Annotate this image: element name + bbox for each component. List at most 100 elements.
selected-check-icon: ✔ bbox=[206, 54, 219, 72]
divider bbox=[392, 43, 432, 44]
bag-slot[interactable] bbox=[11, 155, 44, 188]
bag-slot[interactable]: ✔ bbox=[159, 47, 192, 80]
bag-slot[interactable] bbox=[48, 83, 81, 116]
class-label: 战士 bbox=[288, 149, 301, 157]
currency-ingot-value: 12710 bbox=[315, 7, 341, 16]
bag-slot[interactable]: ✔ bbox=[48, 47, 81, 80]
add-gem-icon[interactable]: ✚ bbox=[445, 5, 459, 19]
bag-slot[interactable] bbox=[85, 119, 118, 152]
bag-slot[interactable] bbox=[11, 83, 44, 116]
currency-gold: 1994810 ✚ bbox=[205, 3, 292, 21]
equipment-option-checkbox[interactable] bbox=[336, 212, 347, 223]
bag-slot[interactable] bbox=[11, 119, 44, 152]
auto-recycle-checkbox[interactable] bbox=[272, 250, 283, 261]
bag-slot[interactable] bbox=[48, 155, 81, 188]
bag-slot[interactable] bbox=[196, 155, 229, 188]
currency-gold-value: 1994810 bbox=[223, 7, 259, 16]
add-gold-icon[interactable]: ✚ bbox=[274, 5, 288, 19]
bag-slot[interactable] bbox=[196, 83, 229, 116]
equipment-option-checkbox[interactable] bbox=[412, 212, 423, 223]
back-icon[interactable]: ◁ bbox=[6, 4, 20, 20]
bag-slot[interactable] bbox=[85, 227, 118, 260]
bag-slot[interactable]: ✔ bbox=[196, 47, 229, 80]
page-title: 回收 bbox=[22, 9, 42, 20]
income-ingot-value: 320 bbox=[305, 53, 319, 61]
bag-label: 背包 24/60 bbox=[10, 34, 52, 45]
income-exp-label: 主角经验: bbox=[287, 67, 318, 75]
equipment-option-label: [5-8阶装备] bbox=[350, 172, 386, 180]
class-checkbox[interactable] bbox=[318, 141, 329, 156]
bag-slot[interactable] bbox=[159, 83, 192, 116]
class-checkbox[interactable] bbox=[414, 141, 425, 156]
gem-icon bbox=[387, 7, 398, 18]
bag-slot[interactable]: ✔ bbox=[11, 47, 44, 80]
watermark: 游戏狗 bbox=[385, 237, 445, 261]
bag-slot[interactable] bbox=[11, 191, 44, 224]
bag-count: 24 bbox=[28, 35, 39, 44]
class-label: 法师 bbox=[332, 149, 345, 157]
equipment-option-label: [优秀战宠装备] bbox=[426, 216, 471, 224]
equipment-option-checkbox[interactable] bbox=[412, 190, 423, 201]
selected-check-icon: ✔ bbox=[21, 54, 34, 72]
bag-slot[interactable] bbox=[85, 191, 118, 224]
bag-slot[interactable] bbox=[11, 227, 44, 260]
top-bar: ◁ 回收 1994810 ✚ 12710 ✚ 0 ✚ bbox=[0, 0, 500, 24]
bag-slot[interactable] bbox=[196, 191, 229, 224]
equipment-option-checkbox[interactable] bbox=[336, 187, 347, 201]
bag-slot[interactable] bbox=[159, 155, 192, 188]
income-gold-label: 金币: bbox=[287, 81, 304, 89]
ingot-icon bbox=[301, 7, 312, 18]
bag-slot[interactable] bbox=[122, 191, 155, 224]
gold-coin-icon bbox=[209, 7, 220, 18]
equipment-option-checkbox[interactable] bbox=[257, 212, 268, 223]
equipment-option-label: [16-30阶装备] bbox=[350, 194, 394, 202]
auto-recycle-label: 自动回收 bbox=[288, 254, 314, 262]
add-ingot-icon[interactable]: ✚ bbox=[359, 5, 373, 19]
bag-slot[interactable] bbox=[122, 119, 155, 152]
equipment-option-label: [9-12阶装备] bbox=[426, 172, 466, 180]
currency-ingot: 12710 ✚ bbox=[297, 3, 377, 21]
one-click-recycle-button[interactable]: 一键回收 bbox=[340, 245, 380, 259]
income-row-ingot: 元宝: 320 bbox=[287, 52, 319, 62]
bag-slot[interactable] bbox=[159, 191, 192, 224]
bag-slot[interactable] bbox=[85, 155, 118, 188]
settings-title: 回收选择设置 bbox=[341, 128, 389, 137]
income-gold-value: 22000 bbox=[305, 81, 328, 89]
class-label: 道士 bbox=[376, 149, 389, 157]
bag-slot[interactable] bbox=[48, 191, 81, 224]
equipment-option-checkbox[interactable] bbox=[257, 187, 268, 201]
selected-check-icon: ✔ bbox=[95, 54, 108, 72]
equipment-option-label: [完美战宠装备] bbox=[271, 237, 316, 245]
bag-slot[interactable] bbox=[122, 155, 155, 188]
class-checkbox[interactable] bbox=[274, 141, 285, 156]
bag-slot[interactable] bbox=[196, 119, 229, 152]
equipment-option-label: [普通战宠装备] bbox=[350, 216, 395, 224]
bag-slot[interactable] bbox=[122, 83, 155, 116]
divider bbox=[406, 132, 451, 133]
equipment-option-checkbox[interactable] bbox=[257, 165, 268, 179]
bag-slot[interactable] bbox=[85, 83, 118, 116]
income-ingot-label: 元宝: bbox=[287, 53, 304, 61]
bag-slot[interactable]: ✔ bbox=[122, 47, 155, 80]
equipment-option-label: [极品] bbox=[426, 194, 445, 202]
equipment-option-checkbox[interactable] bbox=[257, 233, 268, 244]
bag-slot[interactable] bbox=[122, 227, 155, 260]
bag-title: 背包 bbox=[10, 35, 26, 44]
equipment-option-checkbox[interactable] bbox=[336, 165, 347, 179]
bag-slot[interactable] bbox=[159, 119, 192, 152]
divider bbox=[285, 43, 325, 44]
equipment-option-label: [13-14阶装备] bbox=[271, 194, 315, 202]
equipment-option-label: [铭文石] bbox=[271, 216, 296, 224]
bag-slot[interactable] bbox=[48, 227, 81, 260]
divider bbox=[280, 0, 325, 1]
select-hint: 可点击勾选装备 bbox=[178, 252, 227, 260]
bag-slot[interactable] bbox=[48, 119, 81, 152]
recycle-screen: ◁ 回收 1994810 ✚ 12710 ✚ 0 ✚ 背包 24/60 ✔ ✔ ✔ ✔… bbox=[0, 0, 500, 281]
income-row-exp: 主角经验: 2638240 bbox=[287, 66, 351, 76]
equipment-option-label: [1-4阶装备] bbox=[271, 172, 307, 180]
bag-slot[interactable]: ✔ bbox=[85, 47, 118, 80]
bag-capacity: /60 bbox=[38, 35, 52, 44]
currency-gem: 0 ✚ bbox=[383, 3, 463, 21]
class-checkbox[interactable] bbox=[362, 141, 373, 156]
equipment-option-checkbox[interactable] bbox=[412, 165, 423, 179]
════
Aim >>
Render the lines of the records above as a numbered list, leaving out any blank lines.

Answer for the task >>
1. Annotate this image: element name + bbox for each component. List at most 100 elements.
2. selected-check-icon: ✔ bbox=[206, 54, 219, 72]
3. divider bbox=[392, 43, 432, 44]
4. bag-slot[interactable] bbox=[11, 155, 44, 188]
5. bag-slot[interactable]: ✔ bbox=[159, 47, 192, 80]
6. bag-slot[interactable] bbox=[48, 83, 81, 116]
7. class-label: 战士 bbox=[288, 149, 301, 157]
8. currency-ingot-value: 12710 bbox=[315, 7, 341, 16]
9. bag-slot[interactable]: ✔ bbox=[48, 47, 81, 80]
10. add-gem-icon[interactable]: ✚ bbox=[445, 5, 459, 19]
11. bag-slot[interactable] bbox=[85, 119, 118, 152]
12. bag-slot[interactable] bbox=[11, 83, 44, 116]
13. currency-gold: 1994810 ✚ bbox=[205, 3, 292, 21]
14. equipment-option-checkbox[interactable] bbox=[336, 212, 347, 223]
15. bag-slot[interactable] bbox=[11, 119, 44, 152]
16. auto-recycle-checkbox[interactable] bbox=[272, 250, 283, 261]
17. bag-slot[interactable] bbox=[48, 155, 81, 188]
18. bag-slot[interactable] bbox=[196, 155, 229, 188]
19. currency-gold-value: 1994810 bbox=[223, 7, 259, 16]
20. add-gold-icon[interactable]: ✚ bbox=[274, 5, 288, 19]
21. bag-slot[interactable] bbox=[196, 83, 229, 116]
22. equipment-option-checkbox[interactable] bbox=[412, 212, 423, 223]
23. back-icon[interactable]: ◁ bbox=[6, 4, 20, 20]
24. bag-slot[interactable] bbox=[85, 227, 118, 260]
25. bag-slot[interactable]: ✔ bbox=[196, 47, 229, 80]
26. page-title: 回收 bbox=[22, 9, 42, 20]
27. income-ingot-value: 320 bbox=[305, 53, 319, 61]
28. bag-label: 背包 24/60 bbox=[10, 34, 52, 45]
29. income-exp-label: 主角经验: bbox=[287, 67, 318, 75]
30. equipment-option-label: [5-8阶装备] bbox=[350, 172, 386, 180]
31. class-checkbox[interactable] bbox=[318, 141, 329, 156]
32. bag-slot[interactable] bbox=[159, 83, 192, 116]
33. class-checkbox[interactable] bbox=[414, 141, 425, 156]
34. gem-icon bbox=[387, 7, 398, 18]
35. bag-slot[interactable]: ✔ bbox=[11, 47, 44, 80]
36. watermark: 游戏狗 bbox=[385, 237, 445, 261]
37. bag-slot[interactable] bbox=[11, 191, 44, 224]
38. bag-count: 24 bbox=[28, 35, 39, 44]
39. class-label: 法师 bbox=[332, 149, 345, 157]
40. equipment-option-label: [优秀战宠装备] bbox=[426, 216, 471, 224]
41. equipment-option-checkbox[interactable] bbox=[412, 190, 423, 201]
42. selected-check-icon: ✔ bbox=[21, 54, 34, 72]
43. bag-slot[interactable] bbox=[85, 191, 118, 224]
44. bag-slot[interactable] bbox=[11, 227, 44, 260]
45. top-bar: ◁ 回收 1994810 ✚ 12710 ✚ 0 ✚ bbox=[0, 0, 500, 24]
46. bag-slot[interactable] bbox=[196, 191, 229, 224]
47. equipment-option-checkbox[interactable] bbox=[336, 187, 347, 201]
48. bag-slot[interactable] bbox=[159, 155, 192, 188]
49. income-gold-label: 金币: bbox=[287, 81, 304, 89]
50. ingot-icon bbox=[301, 7, 312, 18]
51. bag-slot[interactable] bbox=[122, 191, 155, 224]
52. gold-coin-icon bbox=[209, 7, 220, 18]
53. equipment-option-checkbox[interactable] bbox=[257, 212, 268, 223]
54. equipment-option-label: [16-30阶装备] bbox=[350, 194, 394, 202]
55. auto-recycle-label: 自动回收 bbox=[288, 254, 314, 262]
56. add-ingot-icon[interactable]: ✚ bbox=[359, 5, 373, 19]
57. bag-slot[interactable] bbox=[122, 119, 155, 152]
58. equipment-option-label: [9-12阶装备] bbox=[426, 172, 466, 180]
59. currency-ingot: 12710 ✚ bbox=[297, 3, 377, 21]
60. one-click-recycle-button[interactable]: 一键回收 bbox=[340, 245, 380, 259]
61. income-row-ingot: 元宝: 320 bbox=[287, 52, 319, 62]
62. bag-slot[interactable] bbox=[159, 191, 192, 224]
63. bag-slot[interactable] bbox=[85, 155, 118, 188]
64. settings-title: 回收选择设置 bbox=[341, 128, 389, 137]
65. income-gold-value: 22000 bbox=[305, 81, 328, 89]
66. class-label: 道士 bbox=[376, 149, 389, 157]
67. bag-slot[interactable] bbox=[48, 191, 81, 224]
68. equipment-option-checkbox[interactable] bbox=[257, 187, 268, 201]
69. selected-check-icon: ✔ bbox=[95, 54, 108, 72]
70. equipment-option-label: [完美战宠装备] bbox=[271, 237, 316, 245]
71. bag-slot[interactable] bbox=[122, 155, 155, 188]
72. class-checkbox[interactable] bbox=[274, 141, 285, 156]
73. bag-slot[interactable] bbox=[196, 119, 229, 152]
74. equipment-option-label: [普通战宠装备] bbox=[350, 216, 395, 224]
75. bag-slot[interactable] bbox=[122, 83, 155, 116]
76. divider bbox=[406, 132, 451, 133]
77. equipment-option-checkbox[interactable] bbox=[257, 165, 268, 179]
78. bag-slot[interactable] bbox=[85, 83, 118, 116]
79. income-ingot-label: 元宝: bbox=[287, 53, 304, 61]
80. bag-slot[interactable]: ✔ bbox=[122, 47, 155, 80]
81. equipment-option-label: [极品] bbox=[426, 194, 445, 202]
82. equipment-option-checkbox[interactable] bbox=[257, 233, 268, 244]
83. bag-slot[interactable] bbox=[122, 227, 155, 260]
84. bag-title: 背包 bbox=[10, 35, 26, 44]
85. equipment-option-checkbox[interactable] bbox=[336, 165, 347, 179]
86. bag-slot[interactable] bbox=[159, 119, 192, 152]
87. divider bbox=[285, 43, 325, 44]
88. equipment-option-label: [13-14阶装备] bbox=[271, 194, 315, 202]
89. equipment-option-label: [铭文石] bbox=[271, 216, 296, 224]
90. bag-slot[interactable] bbox=[48, 227, 81, 260]
91. divider bbox=[280, 0, 325, 1]
92. select-hint: 可点击勾选装备 bbox=[178, 252, 227, 260]
93. bag-slot[interactable] bbox=[48, 119, 81, 152]
94. recycle-screen: ◁ 回收 1994810 ✚ 12710 ✚ 0 ✚ 背包 24/60 ✔ ✔ ✔ ✔… bbox=[0, 0, 500, 281]
95. income-row-exp: 主角经验: 2638240 bbox=[287, 66, 351, 76]
96. equipment-option-label: [1-4阶装备] bbox=[271, 172, 307, 180]
97. bag-slot[interactable]: ✔ bbox=[85, 47, 118, 80]
98. bag-capacity: /60 bbox=[38, 35, 52, 44]
99. currency-gem: 0 ✚ bbox=[383, 3, 463, 21]
100. class-checkbox[interactable] bbox=[362, 141, 373, 156]
101. equipment-option-checkbox[interactable] bbox=[412, 165, 423, 179]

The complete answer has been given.